╭─ Given records

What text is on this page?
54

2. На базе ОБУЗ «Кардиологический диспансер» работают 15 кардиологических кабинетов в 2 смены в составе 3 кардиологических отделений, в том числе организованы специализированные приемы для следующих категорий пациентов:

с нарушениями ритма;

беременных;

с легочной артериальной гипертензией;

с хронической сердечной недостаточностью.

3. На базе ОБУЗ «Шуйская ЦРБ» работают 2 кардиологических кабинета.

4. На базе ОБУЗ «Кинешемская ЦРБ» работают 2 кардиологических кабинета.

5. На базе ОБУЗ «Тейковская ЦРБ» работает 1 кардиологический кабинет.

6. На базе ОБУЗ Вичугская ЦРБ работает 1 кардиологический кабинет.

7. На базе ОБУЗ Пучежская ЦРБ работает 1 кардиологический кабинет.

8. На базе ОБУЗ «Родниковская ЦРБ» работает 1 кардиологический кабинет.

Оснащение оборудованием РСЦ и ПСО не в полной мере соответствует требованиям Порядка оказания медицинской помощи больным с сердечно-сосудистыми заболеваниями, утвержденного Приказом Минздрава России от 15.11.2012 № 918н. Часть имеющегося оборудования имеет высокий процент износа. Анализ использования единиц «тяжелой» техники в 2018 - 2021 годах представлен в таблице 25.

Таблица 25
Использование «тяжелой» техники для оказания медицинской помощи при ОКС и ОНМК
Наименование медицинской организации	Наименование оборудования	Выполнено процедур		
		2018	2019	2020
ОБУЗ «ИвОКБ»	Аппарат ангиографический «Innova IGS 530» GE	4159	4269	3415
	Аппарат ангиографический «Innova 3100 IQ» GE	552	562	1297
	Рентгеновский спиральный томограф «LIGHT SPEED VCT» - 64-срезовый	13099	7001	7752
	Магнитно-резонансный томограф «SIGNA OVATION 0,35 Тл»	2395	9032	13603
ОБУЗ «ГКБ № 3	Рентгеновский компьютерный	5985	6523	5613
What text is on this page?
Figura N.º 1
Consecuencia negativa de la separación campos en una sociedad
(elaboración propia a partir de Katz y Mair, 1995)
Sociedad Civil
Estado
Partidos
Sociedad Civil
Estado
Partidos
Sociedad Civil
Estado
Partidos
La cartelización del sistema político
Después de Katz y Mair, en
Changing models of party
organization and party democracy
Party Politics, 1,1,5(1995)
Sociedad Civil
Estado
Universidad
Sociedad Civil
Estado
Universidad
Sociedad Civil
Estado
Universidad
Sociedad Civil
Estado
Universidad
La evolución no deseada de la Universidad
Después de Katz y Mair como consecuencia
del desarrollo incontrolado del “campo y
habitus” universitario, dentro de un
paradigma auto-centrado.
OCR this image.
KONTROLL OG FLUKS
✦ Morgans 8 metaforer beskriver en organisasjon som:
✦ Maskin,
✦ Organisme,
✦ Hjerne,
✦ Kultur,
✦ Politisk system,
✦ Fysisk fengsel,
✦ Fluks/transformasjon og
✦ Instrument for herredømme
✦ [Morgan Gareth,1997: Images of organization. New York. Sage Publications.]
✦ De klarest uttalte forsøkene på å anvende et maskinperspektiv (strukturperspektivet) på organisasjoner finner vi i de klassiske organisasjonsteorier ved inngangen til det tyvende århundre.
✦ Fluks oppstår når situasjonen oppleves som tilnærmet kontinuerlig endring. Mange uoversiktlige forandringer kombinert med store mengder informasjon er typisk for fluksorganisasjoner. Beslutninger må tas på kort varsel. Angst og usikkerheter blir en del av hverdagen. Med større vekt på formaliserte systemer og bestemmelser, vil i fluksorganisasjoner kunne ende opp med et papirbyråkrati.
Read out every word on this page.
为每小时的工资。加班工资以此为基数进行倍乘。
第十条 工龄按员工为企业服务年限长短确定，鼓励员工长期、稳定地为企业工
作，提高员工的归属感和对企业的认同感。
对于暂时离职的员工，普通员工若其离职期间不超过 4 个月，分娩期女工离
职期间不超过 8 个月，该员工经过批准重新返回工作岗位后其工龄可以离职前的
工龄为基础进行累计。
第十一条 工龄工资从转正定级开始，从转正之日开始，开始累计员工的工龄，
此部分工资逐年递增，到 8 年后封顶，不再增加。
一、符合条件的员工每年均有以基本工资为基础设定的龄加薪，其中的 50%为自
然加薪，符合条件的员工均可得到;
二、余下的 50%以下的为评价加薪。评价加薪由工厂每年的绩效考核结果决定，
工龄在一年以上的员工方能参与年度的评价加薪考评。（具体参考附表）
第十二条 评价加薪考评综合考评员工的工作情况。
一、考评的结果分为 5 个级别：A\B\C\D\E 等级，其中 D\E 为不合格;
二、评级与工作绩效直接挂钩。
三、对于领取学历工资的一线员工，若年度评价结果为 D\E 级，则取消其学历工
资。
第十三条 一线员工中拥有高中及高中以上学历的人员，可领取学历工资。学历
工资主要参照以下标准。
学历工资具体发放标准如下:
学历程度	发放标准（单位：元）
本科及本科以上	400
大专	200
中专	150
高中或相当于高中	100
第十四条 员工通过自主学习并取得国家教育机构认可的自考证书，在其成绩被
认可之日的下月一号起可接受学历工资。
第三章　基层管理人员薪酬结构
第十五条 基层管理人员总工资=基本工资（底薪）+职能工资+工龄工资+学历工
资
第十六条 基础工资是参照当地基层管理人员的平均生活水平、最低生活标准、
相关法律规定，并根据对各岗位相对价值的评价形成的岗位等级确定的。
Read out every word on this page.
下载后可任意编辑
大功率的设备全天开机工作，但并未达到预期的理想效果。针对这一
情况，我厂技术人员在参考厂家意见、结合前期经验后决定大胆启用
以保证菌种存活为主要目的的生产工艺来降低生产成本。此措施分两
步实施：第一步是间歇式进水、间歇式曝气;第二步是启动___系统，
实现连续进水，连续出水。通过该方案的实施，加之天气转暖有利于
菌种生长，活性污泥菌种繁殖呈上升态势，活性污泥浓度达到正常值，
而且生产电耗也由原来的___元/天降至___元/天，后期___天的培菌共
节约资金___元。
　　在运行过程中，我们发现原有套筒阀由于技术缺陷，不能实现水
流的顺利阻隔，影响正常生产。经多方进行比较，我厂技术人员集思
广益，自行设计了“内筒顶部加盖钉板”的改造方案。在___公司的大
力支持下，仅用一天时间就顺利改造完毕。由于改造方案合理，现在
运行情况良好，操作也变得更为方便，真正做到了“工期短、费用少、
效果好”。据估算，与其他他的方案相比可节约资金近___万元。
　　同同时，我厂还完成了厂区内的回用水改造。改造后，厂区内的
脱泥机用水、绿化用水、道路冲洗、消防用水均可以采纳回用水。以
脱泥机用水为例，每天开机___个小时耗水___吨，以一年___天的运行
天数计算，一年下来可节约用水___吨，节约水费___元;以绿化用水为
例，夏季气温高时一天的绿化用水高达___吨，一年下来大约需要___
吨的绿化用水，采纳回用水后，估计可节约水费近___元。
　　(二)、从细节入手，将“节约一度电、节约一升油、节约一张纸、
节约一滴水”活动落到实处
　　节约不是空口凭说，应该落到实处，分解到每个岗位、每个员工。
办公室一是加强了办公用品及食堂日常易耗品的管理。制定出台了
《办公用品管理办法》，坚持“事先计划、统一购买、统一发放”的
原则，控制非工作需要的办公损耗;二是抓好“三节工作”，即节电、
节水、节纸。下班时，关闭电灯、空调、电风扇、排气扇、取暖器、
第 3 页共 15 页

╰─

> [Problem details]
Report every line containing the word "Mair" from the listing above.

> [Answer for the task]
(elaboración propia a partir de Katz y Mair, 1995)
Después de Katz y Mair, en
Después de Katz y Mair como consecuencia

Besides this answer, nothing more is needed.